## Start Source records

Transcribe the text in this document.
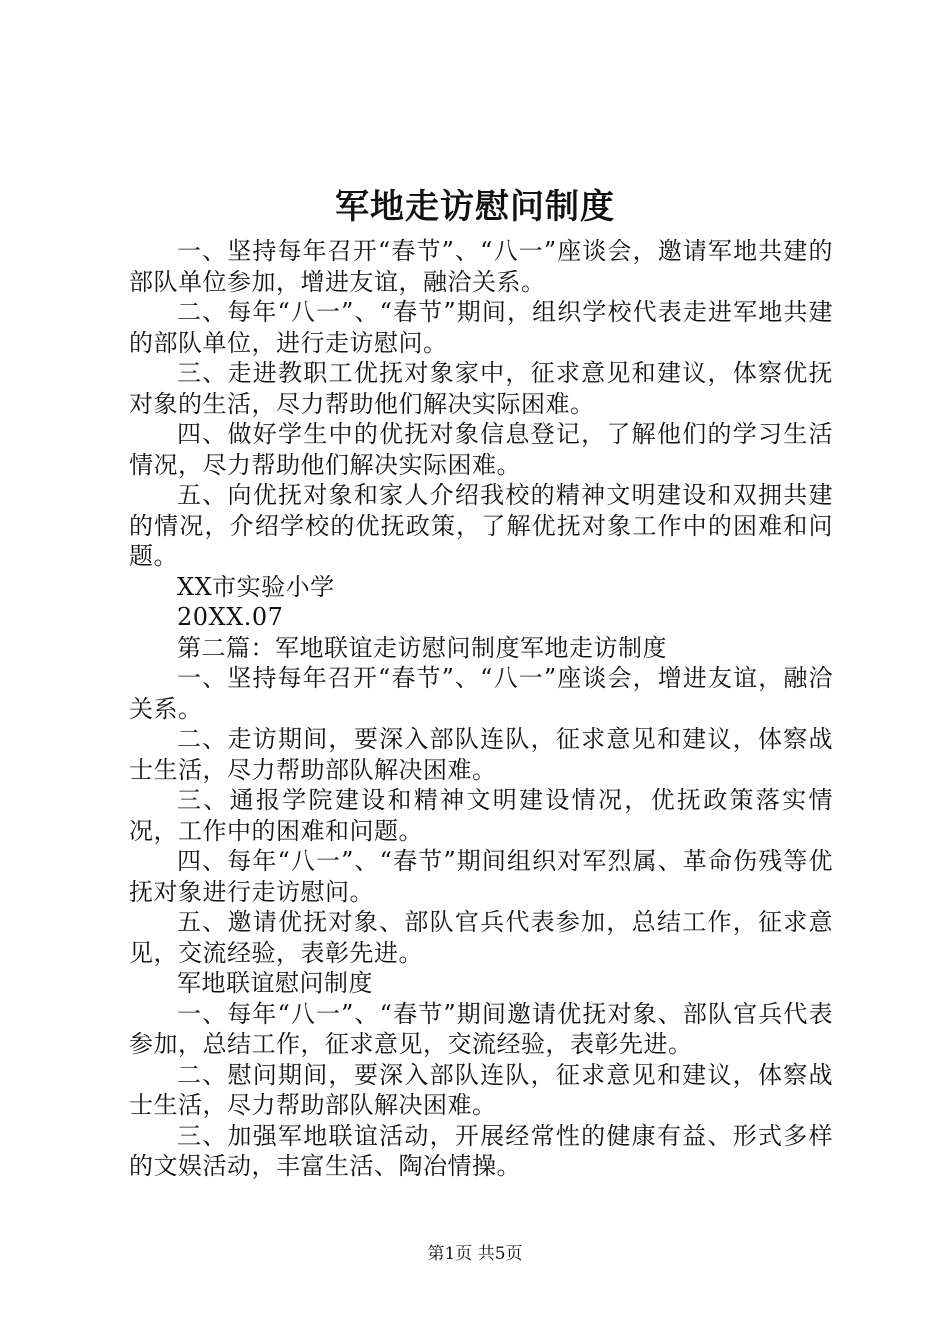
军地走访慰问制度

一、坚持每年召开“春节”、“八一”座谈会，邀请军地共建的部队单位参加，增进友谊，融洽关系。

二、每年“八一”、“春节”期间，组织学校代表走进军地共建的部队单位，进行走访慰问。

三、走进教职工优抚对象家中，征求意见和建议，体察优抚对象的生活，尽力帮助他们解决实际困难。

四、做好学生中的优抚对象信息登记，了解他们的学习生活情况，尽力帮助他们解决实际困难。

五、向优抚对象和家人介绍我校的精神文明建设和双拥共建的情况，介绍学校的优抚政策，了解优抚对象工作中的困难和问题。

XX市实验小学

20XX.07

第二篇：军地联谊走访慰问制度军地走访制度

一、坚持每年召开“春节”、“八一”座谈会，增进友谊，融洽关系。

二、走访期间，要深入部队连队，征求意见和建议，体察战士生活，尽力帮助部队解决困难。

三、通报学院建设和精神文明建设情况，优抚政策落实情况，工作中的困难和问题。

四、每年“八一”、“春节”期间组织对军烈属、革命伤残等优抚对象进行走访慰问。

五、邀请优抚对象、部队官兵代表参加，总结工作，征求意见，交流经验，表彰先进。

军地联谊慰问制度

一、每年“八一”、“春节”期间邀请优抚对象、部队官兵代表参加，总结工作，征求意见，交流经验，表彰先进。

二、慰问期间，要深入部队连队，征求意见和建议，体察战士生活，尽力帮助部队解决困难。

三、加强军地联谊活动，开展经常性的健康有益、形式多样的文娱活动，丰富生活、陶冶情操。

第1页 共5页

## End Source records

■ Task to complete: From the entries, report each line that includes the word "部队官兵代表参加".

■ Solution for this task:
五、邀请优抚对象、部队官兵代表参加，总结工作，征求意见，交流经验，表彰先进。
一、每年“八一”、“春节”期间邀请优抚对象、部队官兵代表参加，总结工作，征求意见，交流经验，表彰先进。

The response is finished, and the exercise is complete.